-- BEGIN EXERCISE MATERIALS --

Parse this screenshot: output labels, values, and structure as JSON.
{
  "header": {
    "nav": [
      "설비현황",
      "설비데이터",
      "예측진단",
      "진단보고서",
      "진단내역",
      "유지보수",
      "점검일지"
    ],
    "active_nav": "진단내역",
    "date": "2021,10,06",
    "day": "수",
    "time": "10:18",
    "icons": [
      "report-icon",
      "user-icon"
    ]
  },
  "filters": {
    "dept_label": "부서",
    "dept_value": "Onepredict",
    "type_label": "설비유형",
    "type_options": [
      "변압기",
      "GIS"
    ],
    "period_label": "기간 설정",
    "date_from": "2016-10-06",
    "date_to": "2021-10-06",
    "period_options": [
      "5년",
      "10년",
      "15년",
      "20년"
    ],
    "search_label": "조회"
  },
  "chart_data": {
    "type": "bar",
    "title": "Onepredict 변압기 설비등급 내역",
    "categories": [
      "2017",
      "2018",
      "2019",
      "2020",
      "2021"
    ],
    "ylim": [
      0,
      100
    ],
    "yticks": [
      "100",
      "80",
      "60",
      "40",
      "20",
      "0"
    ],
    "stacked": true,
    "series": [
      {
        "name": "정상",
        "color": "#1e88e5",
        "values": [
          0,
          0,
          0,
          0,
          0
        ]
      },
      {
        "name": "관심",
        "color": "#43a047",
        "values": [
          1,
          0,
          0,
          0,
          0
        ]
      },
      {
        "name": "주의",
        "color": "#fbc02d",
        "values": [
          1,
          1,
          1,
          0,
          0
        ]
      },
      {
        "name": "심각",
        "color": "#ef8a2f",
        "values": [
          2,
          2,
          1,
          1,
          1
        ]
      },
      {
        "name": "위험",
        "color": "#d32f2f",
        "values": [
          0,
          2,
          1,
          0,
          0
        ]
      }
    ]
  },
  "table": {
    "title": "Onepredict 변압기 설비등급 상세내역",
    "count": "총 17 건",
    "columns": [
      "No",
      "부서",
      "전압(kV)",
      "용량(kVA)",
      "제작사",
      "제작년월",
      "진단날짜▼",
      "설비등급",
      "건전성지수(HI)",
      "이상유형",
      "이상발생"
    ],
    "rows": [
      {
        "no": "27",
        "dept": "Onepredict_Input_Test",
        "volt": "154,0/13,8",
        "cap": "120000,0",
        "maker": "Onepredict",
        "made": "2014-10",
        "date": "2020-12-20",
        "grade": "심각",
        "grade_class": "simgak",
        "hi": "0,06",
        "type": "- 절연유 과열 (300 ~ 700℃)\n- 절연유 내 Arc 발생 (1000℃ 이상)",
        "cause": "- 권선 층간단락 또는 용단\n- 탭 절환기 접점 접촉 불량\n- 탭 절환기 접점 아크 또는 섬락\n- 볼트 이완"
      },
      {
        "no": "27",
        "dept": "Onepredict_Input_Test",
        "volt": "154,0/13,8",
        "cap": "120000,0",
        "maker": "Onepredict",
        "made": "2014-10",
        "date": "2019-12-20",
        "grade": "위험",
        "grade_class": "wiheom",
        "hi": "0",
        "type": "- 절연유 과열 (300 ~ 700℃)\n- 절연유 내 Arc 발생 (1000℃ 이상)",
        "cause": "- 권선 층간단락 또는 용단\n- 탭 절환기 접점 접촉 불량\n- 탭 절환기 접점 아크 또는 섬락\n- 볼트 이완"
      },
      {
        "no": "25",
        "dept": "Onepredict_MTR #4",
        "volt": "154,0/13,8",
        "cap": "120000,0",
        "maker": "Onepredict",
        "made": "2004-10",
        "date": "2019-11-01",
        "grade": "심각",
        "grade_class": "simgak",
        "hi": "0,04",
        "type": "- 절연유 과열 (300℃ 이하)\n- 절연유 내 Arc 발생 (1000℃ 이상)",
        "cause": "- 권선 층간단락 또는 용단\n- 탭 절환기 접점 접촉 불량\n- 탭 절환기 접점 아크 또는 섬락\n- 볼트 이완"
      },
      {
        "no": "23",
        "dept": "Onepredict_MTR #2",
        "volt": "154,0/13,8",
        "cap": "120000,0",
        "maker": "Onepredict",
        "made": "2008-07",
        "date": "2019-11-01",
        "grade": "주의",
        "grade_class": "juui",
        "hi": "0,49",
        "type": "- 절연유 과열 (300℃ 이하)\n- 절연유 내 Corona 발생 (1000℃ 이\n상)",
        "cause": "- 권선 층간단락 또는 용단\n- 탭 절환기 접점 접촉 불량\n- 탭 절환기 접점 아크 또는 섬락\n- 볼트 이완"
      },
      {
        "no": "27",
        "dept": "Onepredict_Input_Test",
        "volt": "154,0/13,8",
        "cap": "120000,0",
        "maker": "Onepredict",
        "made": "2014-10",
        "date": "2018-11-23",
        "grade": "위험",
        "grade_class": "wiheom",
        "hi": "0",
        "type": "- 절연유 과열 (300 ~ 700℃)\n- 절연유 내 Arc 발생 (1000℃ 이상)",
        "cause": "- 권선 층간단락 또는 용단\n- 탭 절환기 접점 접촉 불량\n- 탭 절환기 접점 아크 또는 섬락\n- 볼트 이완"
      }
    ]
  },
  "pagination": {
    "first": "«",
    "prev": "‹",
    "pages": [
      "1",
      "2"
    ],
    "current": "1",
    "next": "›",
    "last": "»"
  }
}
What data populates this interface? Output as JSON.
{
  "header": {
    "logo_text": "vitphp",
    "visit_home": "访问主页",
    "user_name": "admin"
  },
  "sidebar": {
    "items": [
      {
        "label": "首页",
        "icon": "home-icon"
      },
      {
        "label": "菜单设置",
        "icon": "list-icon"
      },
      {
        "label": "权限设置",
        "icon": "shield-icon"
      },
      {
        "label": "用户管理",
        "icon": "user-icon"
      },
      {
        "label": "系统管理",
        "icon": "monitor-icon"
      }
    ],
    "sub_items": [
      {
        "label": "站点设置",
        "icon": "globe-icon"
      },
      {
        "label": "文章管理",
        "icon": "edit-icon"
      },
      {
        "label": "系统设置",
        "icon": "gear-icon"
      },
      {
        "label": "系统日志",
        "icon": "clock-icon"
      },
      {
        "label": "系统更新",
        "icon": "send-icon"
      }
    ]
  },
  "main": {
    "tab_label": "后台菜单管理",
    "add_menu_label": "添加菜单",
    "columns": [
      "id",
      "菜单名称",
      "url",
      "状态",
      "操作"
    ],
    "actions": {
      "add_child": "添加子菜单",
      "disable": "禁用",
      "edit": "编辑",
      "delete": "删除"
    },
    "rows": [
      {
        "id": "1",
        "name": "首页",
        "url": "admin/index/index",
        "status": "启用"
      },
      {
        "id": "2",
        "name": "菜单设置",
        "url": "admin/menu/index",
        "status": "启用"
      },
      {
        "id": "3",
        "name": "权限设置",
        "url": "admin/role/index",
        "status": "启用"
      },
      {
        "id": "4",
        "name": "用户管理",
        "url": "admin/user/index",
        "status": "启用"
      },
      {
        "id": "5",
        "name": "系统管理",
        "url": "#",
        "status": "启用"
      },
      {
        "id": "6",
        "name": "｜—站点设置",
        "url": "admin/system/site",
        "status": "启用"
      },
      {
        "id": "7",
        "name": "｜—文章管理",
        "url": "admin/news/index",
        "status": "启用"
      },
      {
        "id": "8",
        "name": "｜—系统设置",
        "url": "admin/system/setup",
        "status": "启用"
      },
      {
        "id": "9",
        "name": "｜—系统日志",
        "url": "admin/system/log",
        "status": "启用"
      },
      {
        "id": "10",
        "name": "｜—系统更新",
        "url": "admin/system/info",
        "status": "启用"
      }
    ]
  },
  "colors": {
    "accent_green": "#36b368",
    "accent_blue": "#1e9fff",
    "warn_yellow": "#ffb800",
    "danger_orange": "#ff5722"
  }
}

-- END EXERCISE MATERIALS --

## GIVEN REQUEST
Write out the full listing, keeping every line exactly as it is.

## RESULT OF THIS TASK
Parse this screenshot: output labels, values, and structure as JSON.
{
  "header": {
    "nav": [
      "설비현황",
      "설비데이터",
      "예측진단",
      "진단보고서",
      "진단내역",
      "유지보수",
      "점검일지"
    ],
    "active_nav": "진단내역",
    "date": "2021,10,06",
    "day": "수",
    "time": "10:18",
    "icons": [
      "report-icon",
      "user-icon"
    ]
  },
  "filters": {
    "dept_label": "부서",
    "dept_value": "Onepredict",
    "type_label": "설비유형",
    "type_options": [
      "변압기",
      "GIS"
    ],
    "period_label": "기간 설정",
    "date_from": "2016-10-06",
    "date_to": "2021-10-06",
    "period_options": [
      "5년",
      "10년",
      "15년",
      "20년"
    ],
    "search_label": "조회"
  },
  "chart_data": {
    "type": "bar",
    "title": "Onepredict 변압기 설비등급 내역",
    "categories": [
      "2017",
      "2018",
      "2019",
      "2020",
      "2021"
    ],
    "ylim": [
      0,
      100
    ],
    "yticks": [
      "100",
      "80",
      "60",
      "40",
      "20",
      "0"
    ],
    "stacked": true,
    "series": [
      {
        "name": "정상",
        "color": "#1e88e5",
        "values": [
          0,
          0,
          0,
          0,
          0
        ]
      },
      {
        "name": "관심",
        "color": "#43a047",
        "values": [
          1,
          0,
          0,
          0,
          0
        ]
      },
      {
        "name": "주의",
        "color": "#fbc02d",
        "values": [
          1,
          1,
          1,
          0,
          0
        ]
      },
      {
        "name": "심각",
        "color": "#ef8a2f",
        "values": [
          2,
          2,
          1,
          1,
          1
        ]
      },
      {
        "name": "위험",
        "color": "#d32f2f",
        "values": [
          0,
          2,
          1,
          0,
          0
        ]
      }
    ]
  },
  "table": {
    "title": "Onepredict 변압기 설비등급 상세내역",
    "count": "총 17 건",
    "columns": [
      "No",
      "부서",
      "전압(kV)",
      "용량(kVA)",
      "제작사",
      "제작년월",
      "진단날짜▼",
      "설비등급",
      "건전성지수(HI)",
      "이상유형",
      "이상발생"
    ],
    "rows": [
      {
        "no": "27",
        "dept": "Onepredict_Input_Test",
        "volt": "154,0/13,8",
        "cap": "120000,0",
        "maker": "Onepredict",
        "made": "2014-10",
        "date": "2020-12-20",
        "grade": "심각",
        "grade_class": "simgak",
        "hi": "0,06",
        "type": "- 절연유 과열 (300 ~ 700℃)\n- 절연유 내 Arc 발생 (1000℃ 이상)",
        "cause": "- 권선 층간단락 또는 용단\n- 탭 절환기 접점 접촉 불량\n- 탭 절환기 접점 아크 또는 섬락\n- 볼트 이완"
      },
      {
        "no": "27",
        "dept": "Onepredict_Input_Test",
        "volt": "154,0/13,8",
        "cap": "120000,0",
        "maker": "Onepredict",
        "made": "2014-10",
        "date": "2019-12-20",
        "grade": "위험",
        "grade_class": "wiheom",
        "hi": "0",
        "type": "- 절연유 과열 (300 ~ 700℃)\n- 절연유 내 Arc 발생 (1000℃ 이상)",
        "cause": "- 권선 층간단락 또는 용단\n- 탭 절환기 접점 접촉 불량\n- 탭 절환기 접점 아크 또는 섬락\n- 볼트 이완"
      },
      {
        "no": "25",
        "dept": "Onepredict_MTR #4",
        "volt": "154,0/13,8",
        "cap": "120000,0",
        "maker": "Onepredict",
        "made": "2004-10",
        "date": "2019-11-01",
        "grade": "심각",
        "grade_class": "simgak",
        "hi": "0,04",
        "type": "- 절연유 과열 (300℃ 이하)\n- 절연유 내 Arc 발생 (1000℃ 이상)",
        "cause": "- 권선 층간단락 또는 용단\n- 탭 절환기 접점 접촉 불량\n- 탭 절환기 접점 아크 또는 섬락\n- 볼트 이완"
      },
      {
        "no": "23",
        "dept": "Onepredict_MTR #2",
        "volt": "154,0/13,8",
        "cap": "120000,0",
        "maker": "Onepredict",
        "made": "2008-07",
        "date": "2019-11-01",
        "grade": "주의",
        "grade_class": "juui",
        "hi": "0,49",
        "type": "- 절연유 과열 (300℃ 이하)\n- 절연유 내 Corona 발생 (1000℃ 이\n상)",
        "cause": "- 권선 층간단락 또는 용단\n- 탭 절환기 접점 접촉 불량\n- 탭 절환기 접점 아크 또는 섬락\n- 볼트 이완"
      },
      {
        "no": "27",
        "dept": "Onepredict_Input_Test",
        "volt": "154,0/13,8",
        "cap": "120000,0",
        "maker": "Onepredict",
        "made": "2014-10",
        "date": "2018-11-23",
        "grade": "위험",
        "grade_class": "wiheom",
        "hi": "0",
        "type": "- 절연유 과열 (300 ~ 700℃)\n- 절연유 내 Arc 발생 (1000℃ 이상)",
        "cause": "- 권선 층간단락 또는 용단\n- 탭 절환기 접점 접촉 불량\n- 탭 절환기 접점 아크 또는 섬락\n- 볼트 이완"
      }
    ]
  },
  "pagination": {
    "first": "«",
    "prev": "‹",
    "pages": [
      "1",
      "2"
    ],
    "current": "1",
    "next": "›",
    "last": "»"
  }
}
What data populates this interface? Output as JSON.
{
  "header": {
    "logo_text": "vitphp",
    "visit_home": "访问主页",
    "user_name": "admin"
  },
  "sidebar": {
    "items": [
      {
        "label": "首页",
        "icon": "home-icon"
      },
      {
        "label": "菜单设置",
        "icon": "list-icon"
      },
      {
        "label": "权限设置",
        "icon": "shield-icon"
      },
      {
        "label": "用户管理",
        "icon": "user-icon"
      },
      {
        "label": "系统管理",
        "icon": "monitor-icon"
      }
    ],
    "sub_items": [
      {
        "label": "站点设置",
        "icon": "globe-icon"
      },
      {
        "label": "文章管理",
        "icon": "edit-icon"
      },
      {
        "label": "系统设置",
        "icon": "gear-icon"
      },
      {
        "label": "系统日志",
        "icon": "clock-icon"
      },
      {
        "label": "系统更新",
        "icon": "send-icon"
      }
    ]
  },
  "main": {
    "tab_label": "后台菜单管理",
    "add_menu_label": "添加菜单",
    "columns": [
      "id",
      "菜单名称",
      "url",
      "状态",
      "操作"
    ],
    "actions": {
      "add_child": "添加子菜单",
      "disable": "禁用",
      "edit": "编辑",
      "delete": "删除"
    },
    "rows": [
      {
        "id": "1",
        "name": "首页",
        "url": "admin/index/index",
        "status": "启用"
      },
      {
        "id": "2",
        "name": "菜单设置",
        "url": "admin/menu/index",
        "status": "启用"
      },
      {
        "id": "3",
        "name": "权限设置",
        "url": "admin/role/index",
        "status": "启用"
      },
      {
        "id": "4",
        "name": "用户管理",
        "url": "admin/user/index",
        "status": "启用"
      },
      {
        "id": "5",
        "name": "系统管理",
        "url": "#",
        "status": "启用"
      },
      {
        "id": "6",
        "name": "｜—站点设置",
        "url": "admin/system/site",
        "status": "启用"
      },
      {
        "id": "7",
        "name": "｜—文章管理",
        "url": "admin/news/index",
        "status": "启用"
      },
      {
        "id": "8",
        "name": "｜—系统设置",
        "url": "admin/system/setup",
        "status": "启用"
      },
      {
        "id": "9",
        "name": "｜—系统日志",
        "url": "admin/system/log",
        "status": "启用"
      },
      {
        "id": "10",
        "name": "｜—系统更新",
        "url": "admin/system/info",
        "status": "启用"
      }
    ]
  },
  "colors": {
    "accent_green": "#36b368",
    "accent_blue": "#1e9fff",
    "warn_yellow": "#ffb800",
    "danger_orange": "#ff5722"
  }
}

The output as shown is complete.